>> begin Material supplied

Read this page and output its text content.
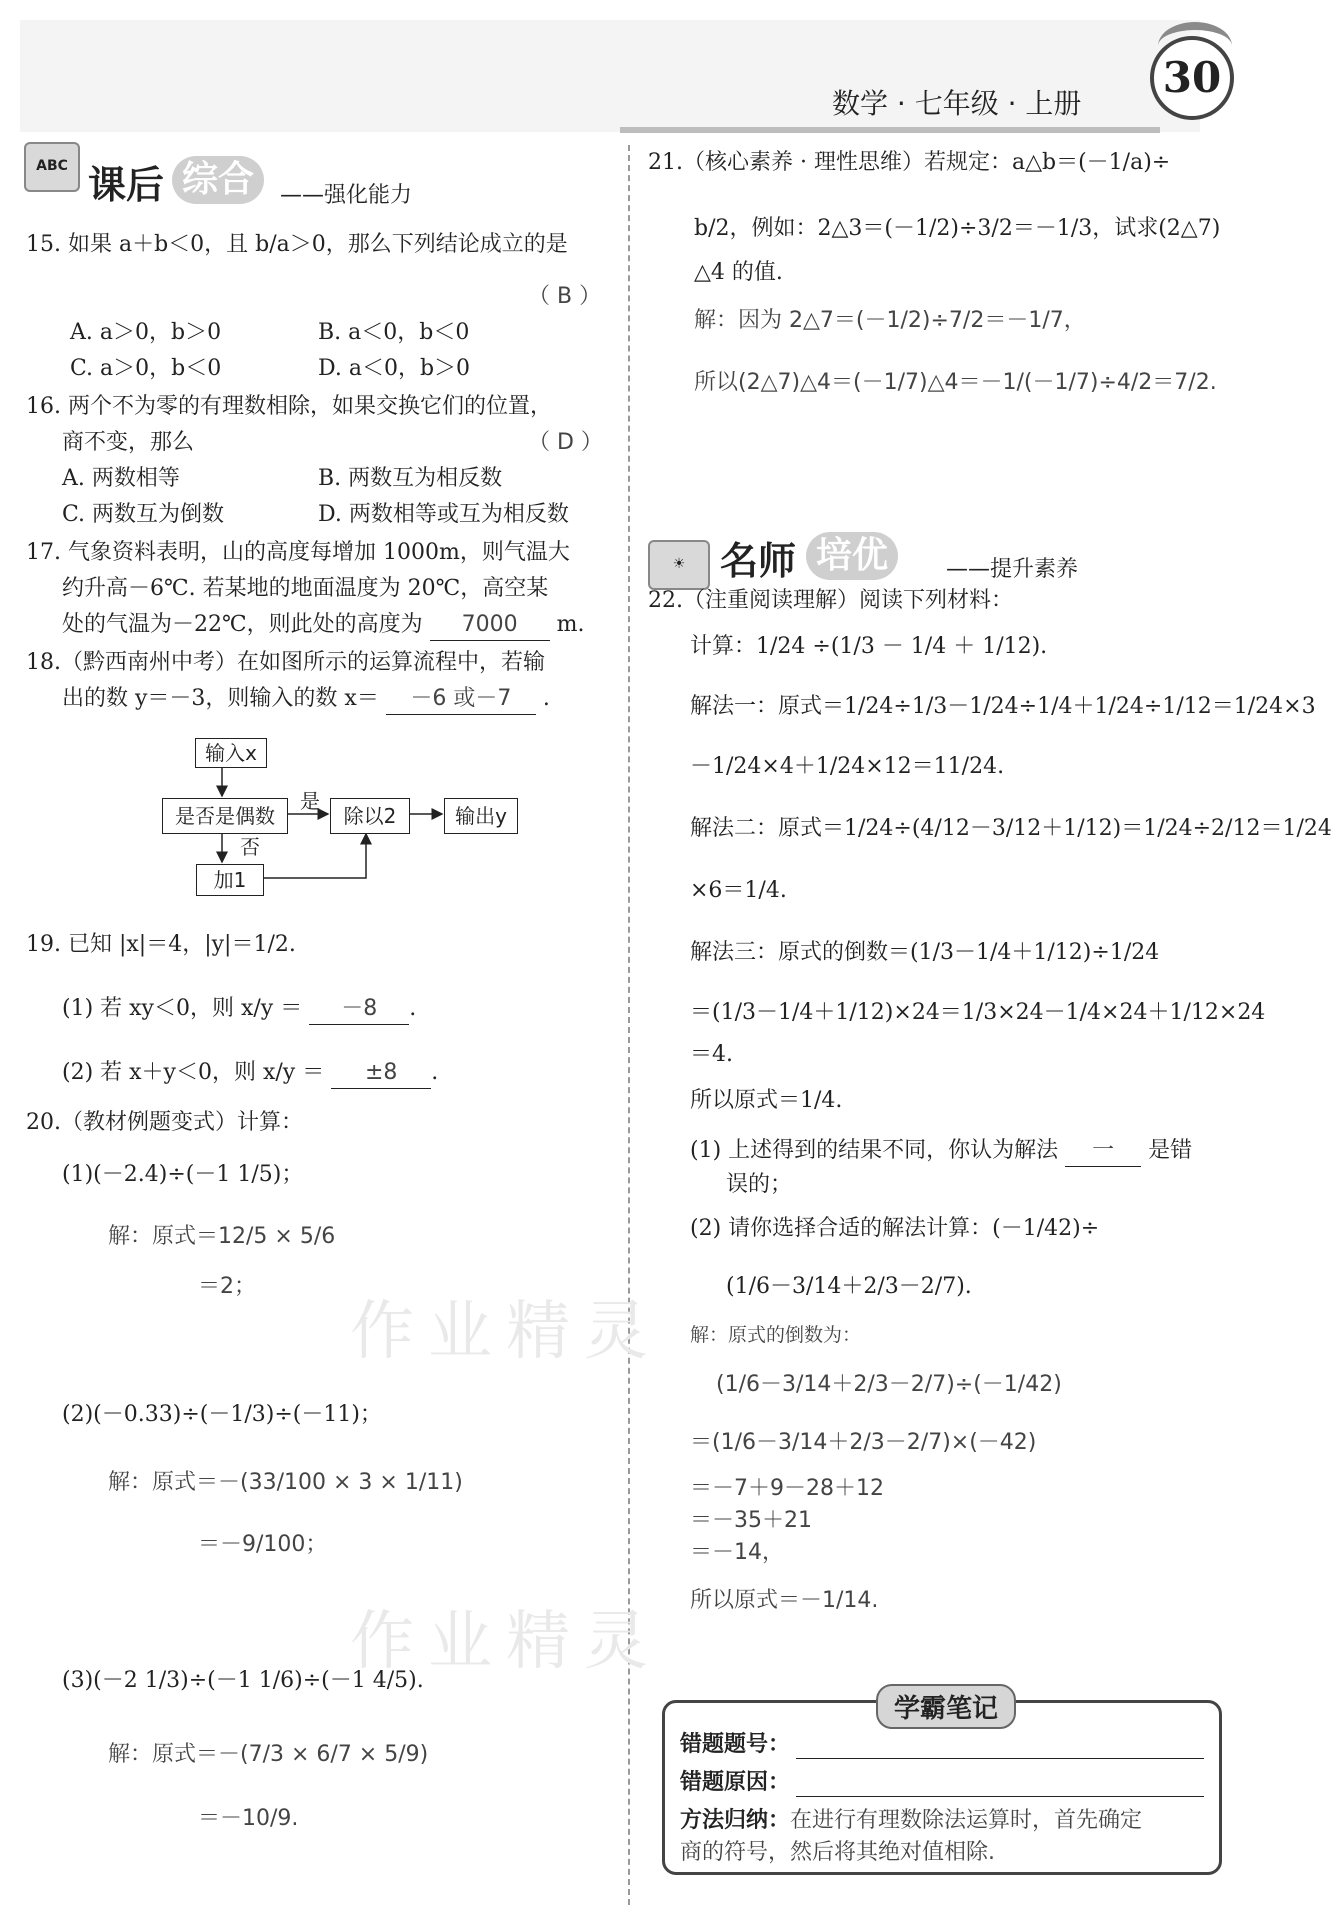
数学 · 七年级 · 上册
30
作业精灵
作业精灵
ABC 课后 综合	——强化能力
15. 如果 a＋b＜0，且 b/a＞0，那么下列结论成立的是
（ B ）
A. a＞0，b＞0	B. a＜0，b＜0
C. a＞0，b＜0	D. a＜0，b＞0
16. 两个不为零的有理数相除，如果交换它们的位置，
商不变，那么	（ D ）
A. 两数相等	B. 两数互为相反数
C. 两数互为倒数	D. 两数相等或互为相反数
17. 气象资料表明，山的高度每增加 1000m，则气温大
约升高－6℃. 若某地的地面温度为 20℃，高空某
处的气温为－22℃，则此处的高度为 7000 m.
18.（黔西南州中考）在如图所示的运算流程中，若输
出的数 y＝－3，则输入的数 x＝ －6 或－7 .
输入x
是否是偶数
是
除以2	输出y
否
加1
19. 已知 |x|＝4，|y|＝1/2.
(1) 若 xy＜0，则 x/y ＝ －8 .
(2) 若 x＋y＜0，则 x/y ＝ ±8 .
20.（教材例题变式）计算：
(1)(－2.4)÷(－1 1/5)；
解：原式＝12/5 × 5/6
＝2；
(2)(－0.33)÷(－1/3)÷(－11)；
解：原式＝－(33/100 × 3 × 1/11)
＝－9/100；
(3)(－2 1/3)÷(－1 1/6)÷(－1 4/5).
解：原式＝－(7/3 × 6/7 × 5/9)
＝－10/9.
21.（核心素养 · 理性思维）若规定：a△b＝(－1/a)÷
b/2，例如：2△3＝(－1/2)÷3/2＝－1/3，试求(2△7)
△4 的值.
解：因为 2△7＝(－1/2)÷7/2＝－1/7，
所以(2△7)△4＝(－1/7)△4＝－1/(－1/7)÷4/2＝7/2.
☀ 名师 培优	——提升素养
22.（注重阅读理解）阅读下列材料：
计算：1/24 ÷(1/3 － 1/4 ＋ 1/12).
解法一：原式＝1/24÷1/3－1/24÷1/4＋1/24÷1/12＝1/24×3
－1/24×4＋1/24×12＝11/24.
解法二：原式＝1/24÷(4/12－3/12＋1/12)＝1/24÷2/12＝1/24
×6＝1/4.
解法三：原式的倒数＝(1/3－1/4＋1/12)÷1/24
＝(1/3－1/4＋1/12)×24＝1/3×24－1/4×24＋1/12×24
＝4.
所以原式＝1/4.
(1) 上述得到的结果不同，你认为解法 一 是错
误的；
(2) 请你选择合适的解法计算：(－1/42)÷
(1/6－3/14＋2/3－2/7).
解：原式的倒数为：
(1/6－3/14＋2/3－2/7)÷(－1/42)
＝(1/6－3/14＋2/3－2/7)×(－42)
＝－7＋9－28＋12
＝－35＋21
＝－14，
所以原式＝－1/14.
学霸笔记
错题题号：
错题原因：
方法归纳：在进行有理数除法运算时，首先确定
商的符号，然后将其绝对值相除.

>> end Material supplied

Exercise prompt:
Reproduce each entry verbatim, excluding any embedded images.

Solution for this exercise:
Read this page and output its text content.
数学 · 七年级 · 上册
30
作业精灵
作业精灵
ABC 课后 综合	——强化能力
15. 如果 a＋b＜0，且 b/a＞0，那么下列结论成立的是
（ B ）
A. a＞0，b＞0	B. a＜0，b＜0
C. a＞0，b＜0	D. a＜0，b＞0
16. 两个不为零的有理数相除，如果交换它们的位置，
商不变，那么	（ D ）
A. 两数相等	B. 两数互为相反数
C. 两数互为倒数	D. 两数相等或互为相反数
17. 气象资料表明，山的高度每增加 1000m，则气温大
约升高－6℃. 若某地的地面温度为 20℃，高空某
处的气温为－22℃，则此处的高度为 7000 m.
18.（黔西南州中考）在如图所示的运算流程中，若输
出的数 y＝－3，则输入的数 x＝ －6 或－7 .
输入x
是否是偶数
是
除以2	输出y
否
加1
19. 已知 |x|＝4，|y|＝1/2.
(1) 若 xy＜0，则 x/y ＝ －8 .
(2) 若 x＋y＜0，则 x/y ＝ ±8 .
20.（教材例题变式）计算：
(1)(－2.4)÷(－1 1/5)；
解：原式＝12/5 × 5/6
＝2；
(2)(－0.33)÷(－1/3)÷(－11)；
解：原式＝－(33/100 × 3 × 1/11)
＝－9/100；
(3)(－2 1/3)÷(－1 1/6)÷(－1 4/5).
解：原式＝－(7/3 × 6/7 × 5/9)
＝－10/9.
21.（核心素养 · 理性思维）若规定：a△b＝(－1/a)÷
b/2，例如：2△3＝(－1/2)÷3/2＝－1/3，试求(2△7)
△4 的值.
解：因为 2△7＝(－1/2)÷7/2＝－1/7，
所以(2△7)△4＝(－1/7)△4＝－1/(－1/7)÷4/2＝7/2.
☀ 名师 培优	——提升素养
22.（注重阅读理解）阅读下列材料：
计算：1/24 ÷(1/3 － 1/4 ＋ 1/12).
解法一：原式＝1/24÷1/3－1/24÷1/4＋1/24÷1/12＝1/24×3
－1/24×4＋1/24×12＝11/24.
解法二：原式＝1/24÷(4/12－3/12＋1/12)＝1/24÷2/12＝1/24
×6＝1/4.
解法三：原式的倒数＝(1/3－1/4＋1/12)÷1/24
＝(1/3－1/4＋1/12)×24＝1/3×24－1/4×24＋1/12×24
＝4.
所以原式＝1/4.
(1) 上述得到的结果不同，你认为解法 一 是错
误的；
(2) 请你选择合适的解法计算：(－1/42)÷
(1/6－3/14＋2/3－2/7).
解：原式的倒数为：
(1/6－3/14＋2/3－2/7)÷(－1/42)
＝(1/6－3/14＋2/3－2/7)×(－42)
＝－7＋9－28＋12
＝－35＋21
＝－14，
所以原式＝－1/14.
学霸笔记
错题题号：
错题原因：
方法归纳：在进行有理数除法运算时，首先确定
商的符号，然后将其绝对值相除.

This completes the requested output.